Start of RECORDS TO USE

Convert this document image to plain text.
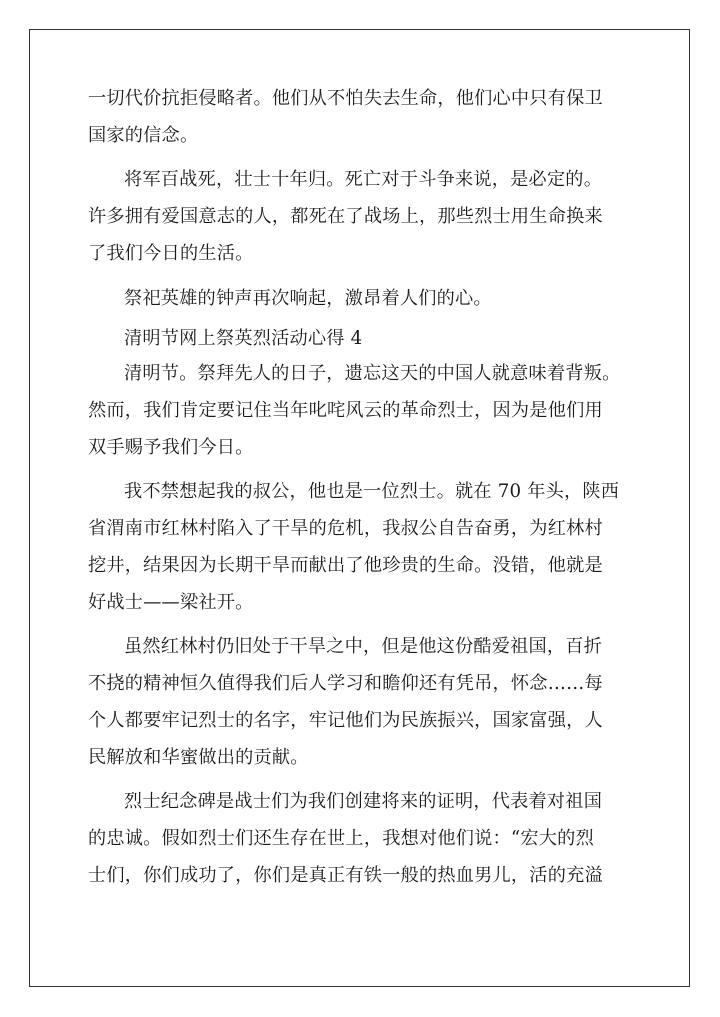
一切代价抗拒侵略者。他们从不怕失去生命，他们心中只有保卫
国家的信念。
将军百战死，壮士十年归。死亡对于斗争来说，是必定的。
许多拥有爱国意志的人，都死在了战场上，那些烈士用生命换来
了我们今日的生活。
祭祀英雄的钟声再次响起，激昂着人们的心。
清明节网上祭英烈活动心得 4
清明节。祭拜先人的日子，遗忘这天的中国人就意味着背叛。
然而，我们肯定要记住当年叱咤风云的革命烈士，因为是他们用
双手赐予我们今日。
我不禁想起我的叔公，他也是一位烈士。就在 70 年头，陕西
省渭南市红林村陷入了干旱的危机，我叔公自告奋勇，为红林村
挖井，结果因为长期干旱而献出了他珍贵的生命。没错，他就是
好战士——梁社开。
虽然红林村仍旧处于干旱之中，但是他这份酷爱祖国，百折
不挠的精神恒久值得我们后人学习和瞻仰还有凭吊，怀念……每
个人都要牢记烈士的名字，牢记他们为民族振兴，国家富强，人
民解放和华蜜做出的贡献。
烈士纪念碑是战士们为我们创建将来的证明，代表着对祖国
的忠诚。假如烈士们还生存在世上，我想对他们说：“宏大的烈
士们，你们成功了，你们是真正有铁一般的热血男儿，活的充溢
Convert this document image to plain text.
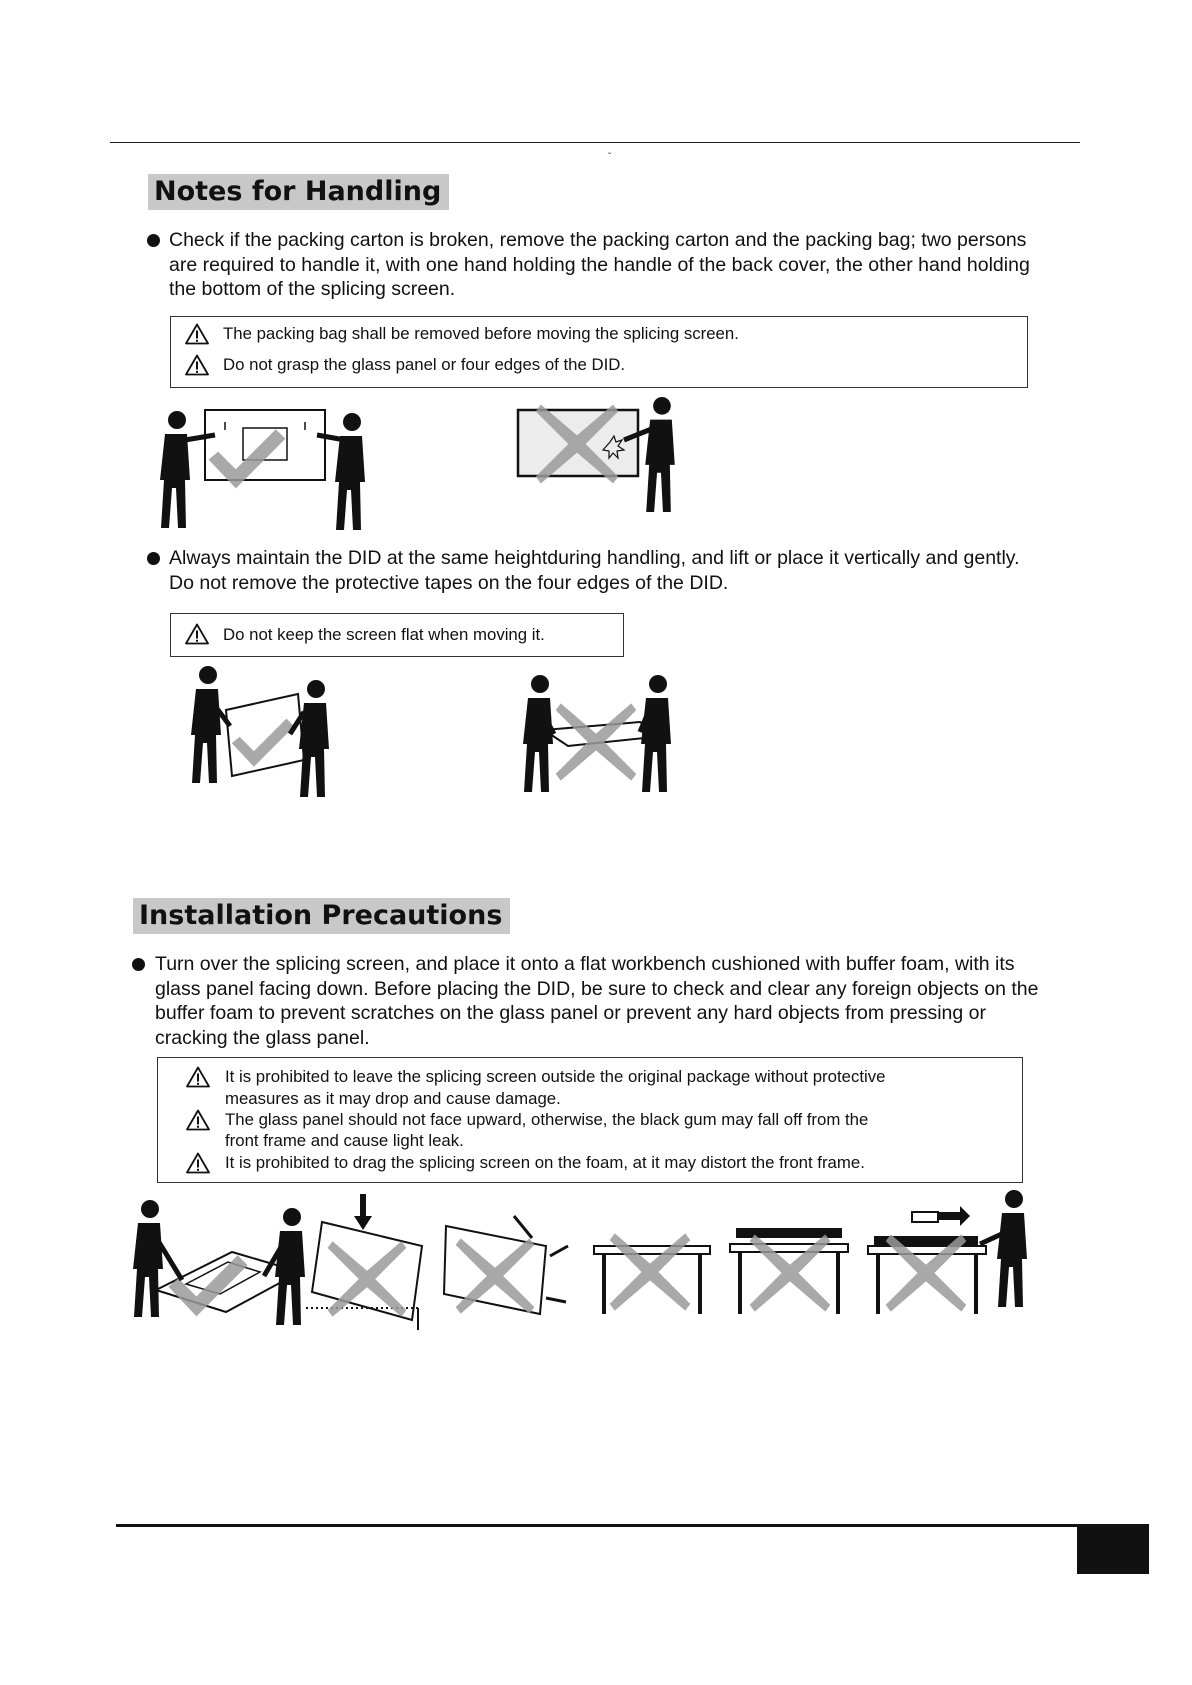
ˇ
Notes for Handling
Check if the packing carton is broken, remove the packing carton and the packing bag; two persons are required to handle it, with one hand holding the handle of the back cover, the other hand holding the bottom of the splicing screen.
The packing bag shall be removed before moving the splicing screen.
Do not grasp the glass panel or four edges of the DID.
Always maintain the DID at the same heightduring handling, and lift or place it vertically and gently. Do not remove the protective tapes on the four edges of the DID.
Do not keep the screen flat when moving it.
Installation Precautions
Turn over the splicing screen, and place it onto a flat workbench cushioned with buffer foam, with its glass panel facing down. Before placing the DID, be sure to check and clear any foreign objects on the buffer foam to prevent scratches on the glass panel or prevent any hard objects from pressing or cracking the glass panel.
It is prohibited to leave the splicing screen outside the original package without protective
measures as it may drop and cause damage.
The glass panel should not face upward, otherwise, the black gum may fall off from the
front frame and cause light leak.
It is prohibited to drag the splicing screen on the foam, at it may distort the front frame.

End of RECORDS TO USE

• [STATED TASK]:
Which lines contain the word "cause"? Copy each one.

• [SOLUTION FOR THIS EXERCISE]:
measures as it may drop and cause damage.
front frame and cause light leak.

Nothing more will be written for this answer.